#### EXTRACTED ENTRIES ####

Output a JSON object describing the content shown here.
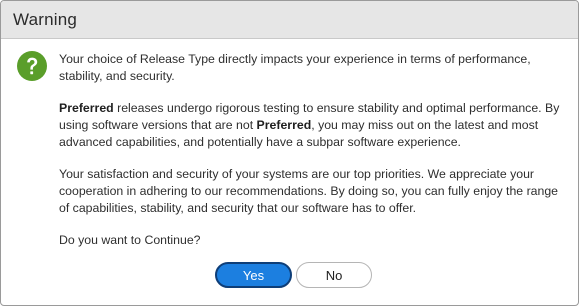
{
  "dialog": {
    "title": "Warning",
    "icon": "question-mark-icon",
    "accent_color": "#5a9e2a",
    "para1": "Your choice of Release Type directly impacts your experience in terms of performance, stability, and security.",
    "para2": {
      "b1": "Preferred",
      "t1": " releases undergo rigorous testing to ensure stability and optimal performance. By using software versions that are not ",
      "b2": "Preferred",
      "t2": ", you may miss out on the latest and most advanced capabilities, and potentially have a subpar software experience."
    },
    "para3": "Your satisfaction and security of your systems are our top priorities. We appreciate your cooperation in adhering to our recommendations. By doing so, you can fully enjoy the range of capabilities, stability, and security that our software has to offer.",
    "question": "Do you want to Continue?",
    "buttons": {
      "yes_label": "Yes",
      "no_label": "No",
      "yes_color": "#1c7fe0"
    }
  }
}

####

> _AIM OF THE TASK_
Set down every record once more, word for word, without pictures.

> _ANSWER BELOW_
Output a JSON object describing the content shown here.
{
  "dialog": {
    "title": "Warning",
    "icon": "question-mark-icon",
    "accent_color": "#5a9e2a",
    "para1": "Your choice of Release Type directly impacts your experience in terms of performance, stability, and security.",
    "para2": {
      "b1": "Preferred",
      "t1": " releases undergo rigorous testing to ensure stability and optimal performance. By using software versions that are not ",
      "b2": "Preferred",
      "t2": ", you may miss out on the latest and most advanced capabilities, and potentially have a subpar software experience."
    },
    "para3": "Your satisfaction and security of your systems are our top priorities. We appreciate your cooperation in adhering to our recommendations. By doing so, you can fully enjoy the range of capabilities, stability, and security that our software has to offer.",
    "question": "Do you want to Continue?",
    "buttons": {
      "yes_label": "Yes",
      "no_label": "No",
      "yes_color": "#1c7fe0"
    }
  }
}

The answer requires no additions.